Aim:
Reply with nothing except the number of lines that contain the word "many".

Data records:
════════════════════

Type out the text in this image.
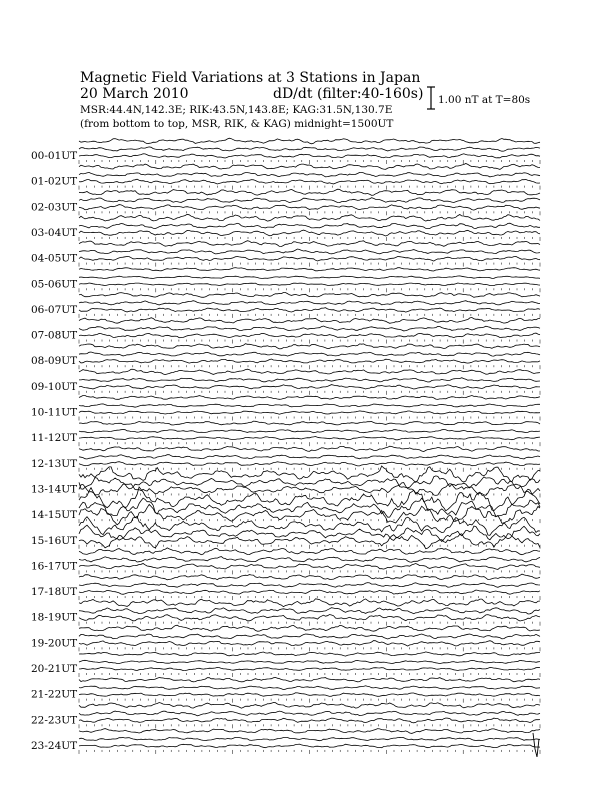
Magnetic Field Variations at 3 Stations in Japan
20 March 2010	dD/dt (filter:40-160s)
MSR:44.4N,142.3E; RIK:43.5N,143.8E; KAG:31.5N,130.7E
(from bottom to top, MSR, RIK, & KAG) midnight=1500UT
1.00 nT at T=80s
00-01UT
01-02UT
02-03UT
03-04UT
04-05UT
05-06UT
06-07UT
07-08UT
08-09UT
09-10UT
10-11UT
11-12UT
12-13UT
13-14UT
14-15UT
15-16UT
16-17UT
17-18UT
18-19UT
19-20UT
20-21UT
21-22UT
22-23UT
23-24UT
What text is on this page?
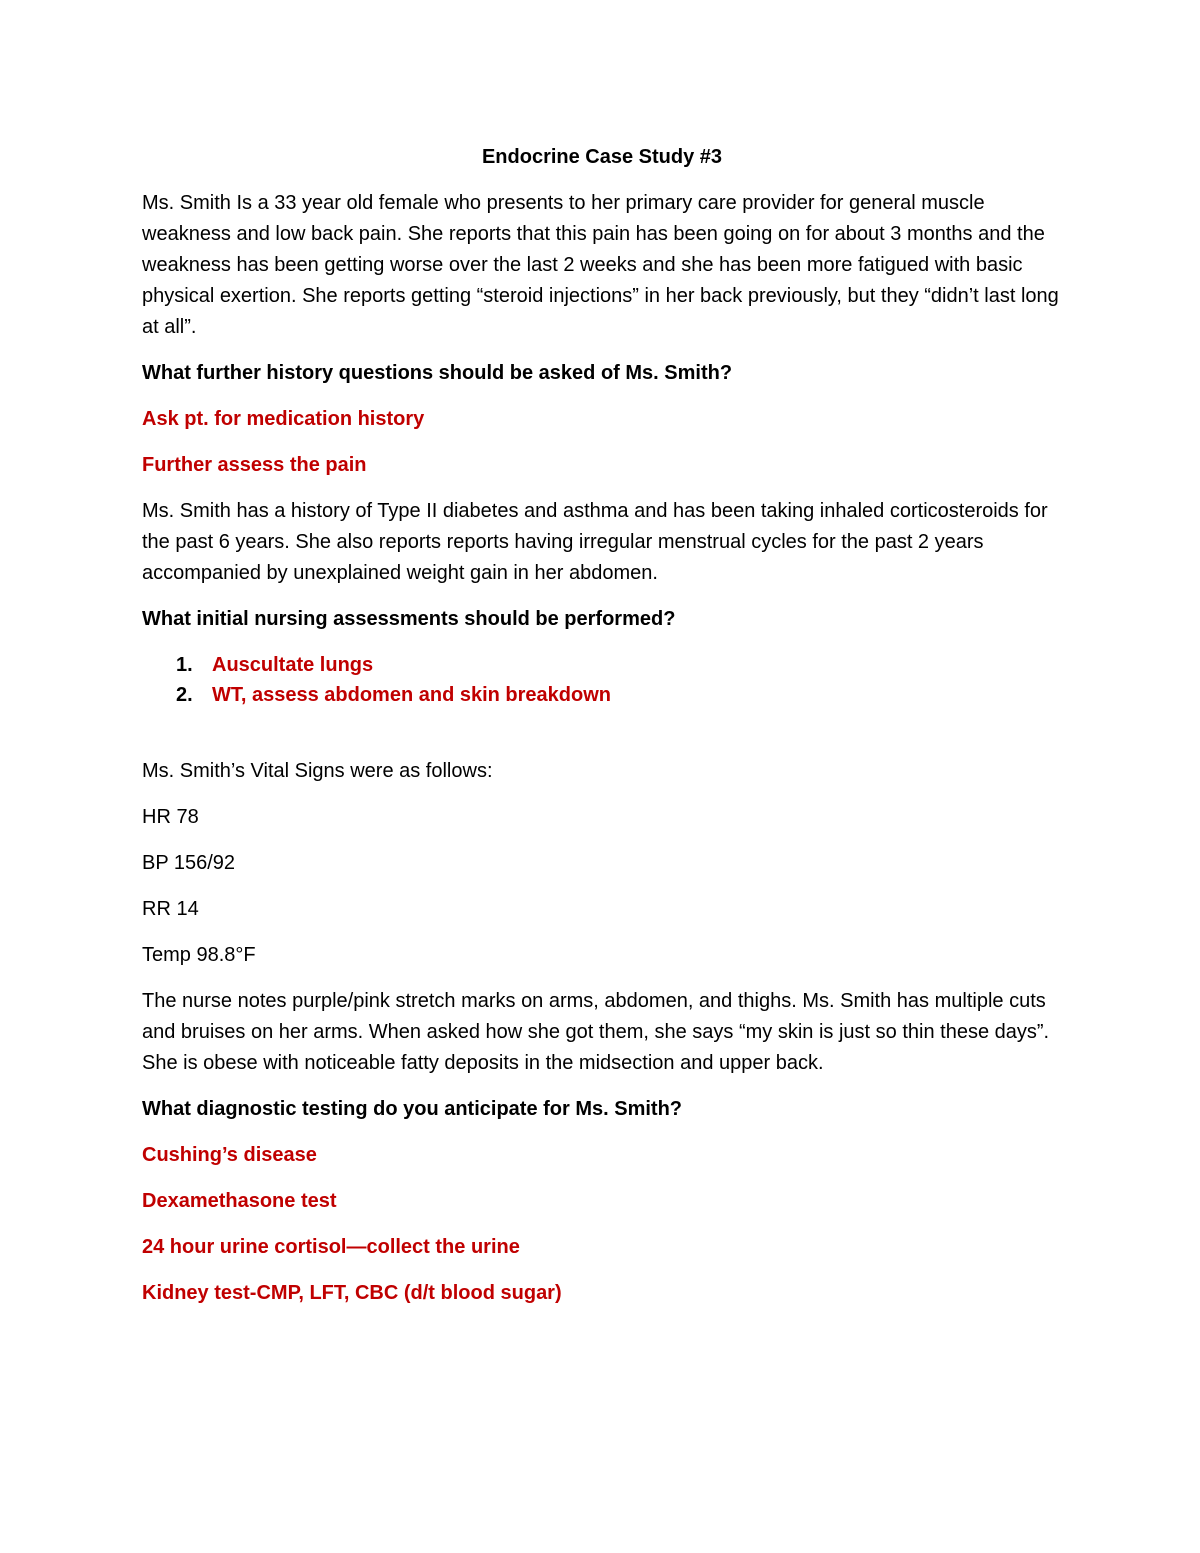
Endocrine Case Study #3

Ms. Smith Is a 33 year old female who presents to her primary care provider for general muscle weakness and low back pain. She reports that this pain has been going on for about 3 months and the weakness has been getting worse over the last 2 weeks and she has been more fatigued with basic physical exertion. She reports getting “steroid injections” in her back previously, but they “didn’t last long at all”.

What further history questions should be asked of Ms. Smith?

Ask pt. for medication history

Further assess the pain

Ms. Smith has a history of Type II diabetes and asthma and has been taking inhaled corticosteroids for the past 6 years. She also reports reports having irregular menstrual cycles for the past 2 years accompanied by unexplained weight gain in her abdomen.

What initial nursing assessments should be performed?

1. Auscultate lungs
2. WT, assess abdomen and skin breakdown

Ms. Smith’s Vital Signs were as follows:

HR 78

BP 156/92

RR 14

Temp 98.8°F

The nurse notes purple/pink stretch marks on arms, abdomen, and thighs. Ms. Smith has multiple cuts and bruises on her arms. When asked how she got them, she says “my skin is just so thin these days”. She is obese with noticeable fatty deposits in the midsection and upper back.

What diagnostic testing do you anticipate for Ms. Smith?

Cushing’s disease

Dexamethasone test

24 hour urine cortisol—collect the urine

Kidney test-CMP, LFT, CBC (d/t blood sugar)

════════════════════

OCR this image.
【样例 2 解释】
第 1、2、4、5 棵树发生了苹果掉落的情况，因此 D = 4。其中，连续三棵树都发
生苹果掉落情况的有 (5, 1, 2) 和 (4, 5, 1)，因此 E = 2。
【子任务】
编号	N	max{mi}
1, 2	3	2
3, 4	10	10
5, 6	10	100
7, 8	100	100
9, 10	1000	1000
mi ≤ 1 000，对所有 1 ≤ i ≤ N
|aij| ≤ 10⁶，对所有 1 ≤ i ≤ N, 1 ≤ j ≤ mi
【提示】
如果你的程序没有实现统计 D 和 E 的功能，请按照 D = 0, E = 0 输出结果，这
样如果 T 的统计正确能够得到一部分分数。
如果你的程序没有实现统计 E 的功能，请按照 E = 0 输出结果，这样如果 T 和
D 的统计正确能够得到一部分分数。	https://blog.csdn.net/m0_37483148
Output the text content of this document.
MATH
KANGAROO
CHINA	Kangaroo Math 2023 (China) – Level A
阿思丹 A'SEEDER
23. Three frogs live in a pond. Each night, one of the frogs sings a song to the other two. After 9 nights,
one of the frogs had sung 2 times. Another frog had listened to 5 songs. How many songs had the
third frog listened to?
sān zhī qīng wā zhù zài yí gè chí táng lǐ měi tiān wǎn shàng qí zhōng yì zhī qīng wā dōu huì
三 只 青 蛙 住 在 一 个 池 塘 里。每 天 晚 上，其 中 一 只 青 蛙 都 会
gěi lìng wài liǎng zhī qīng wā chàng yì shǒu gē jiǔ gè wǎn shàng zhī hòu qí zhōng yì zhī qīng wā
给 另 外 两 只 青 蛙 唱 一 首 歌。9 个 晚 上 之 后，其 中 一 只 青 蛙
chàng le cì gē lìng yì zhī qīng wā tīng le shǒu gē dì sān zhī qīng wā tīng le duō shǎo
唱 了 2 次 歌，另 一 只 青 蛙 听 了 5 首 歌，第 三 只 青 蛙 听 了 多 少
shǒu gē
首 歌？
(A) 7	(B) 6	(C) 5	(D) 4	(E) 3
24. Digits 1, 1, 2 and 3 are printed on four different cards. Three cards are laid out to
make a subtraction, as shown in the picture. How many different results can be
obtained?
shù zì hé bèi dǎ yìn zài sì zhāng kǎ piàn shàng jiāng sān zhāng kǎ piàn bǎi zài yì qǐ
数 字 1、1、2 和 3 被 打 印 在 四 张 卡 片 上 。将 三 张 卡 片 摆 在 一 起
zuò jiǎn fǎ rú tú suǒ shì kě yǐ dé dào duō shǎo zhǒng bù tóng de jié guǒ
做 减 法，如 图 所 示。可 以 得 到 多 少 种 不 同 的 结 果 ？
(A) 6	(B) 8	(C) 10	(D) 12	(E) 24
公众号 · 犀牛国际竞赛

════════════════════

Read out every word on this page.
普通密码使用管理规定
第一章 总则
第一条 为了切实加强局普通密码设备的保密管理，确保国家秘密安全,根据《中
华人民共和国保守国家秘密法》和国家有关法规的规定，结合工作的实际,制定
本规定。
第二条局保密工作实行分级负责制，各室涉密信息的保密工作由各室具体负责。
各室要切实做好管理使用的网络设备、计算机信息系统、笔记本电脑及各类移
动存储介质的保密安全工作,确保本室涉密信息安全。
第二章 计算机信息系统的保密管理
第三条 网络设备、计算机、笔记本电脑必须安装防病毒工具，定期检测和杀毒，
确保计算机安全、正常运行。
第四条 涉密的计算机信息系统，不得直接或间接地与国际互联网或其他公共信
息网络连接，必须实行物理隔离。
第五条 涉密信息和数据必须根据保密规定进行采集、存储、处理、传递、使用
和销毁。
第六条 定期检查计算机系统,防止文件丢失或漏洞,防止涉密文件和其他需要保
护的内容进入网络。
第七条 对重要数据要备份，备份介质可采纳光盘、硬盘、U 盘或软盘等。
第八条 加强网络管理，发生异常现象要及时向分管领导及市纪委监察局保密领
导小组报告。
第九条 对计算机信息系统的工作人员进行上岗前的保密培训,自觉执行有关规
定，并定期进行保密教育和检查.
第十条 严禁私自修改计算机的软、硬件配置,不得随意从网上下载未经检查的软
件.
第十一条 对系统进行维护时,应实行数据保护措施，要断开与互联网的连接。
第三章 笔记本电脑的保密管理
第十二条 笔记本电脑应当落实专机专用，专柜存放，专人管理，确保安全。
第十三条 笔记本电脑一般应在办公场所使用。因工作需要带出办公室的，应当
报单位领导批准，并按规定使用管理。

════════════════════

Output:
2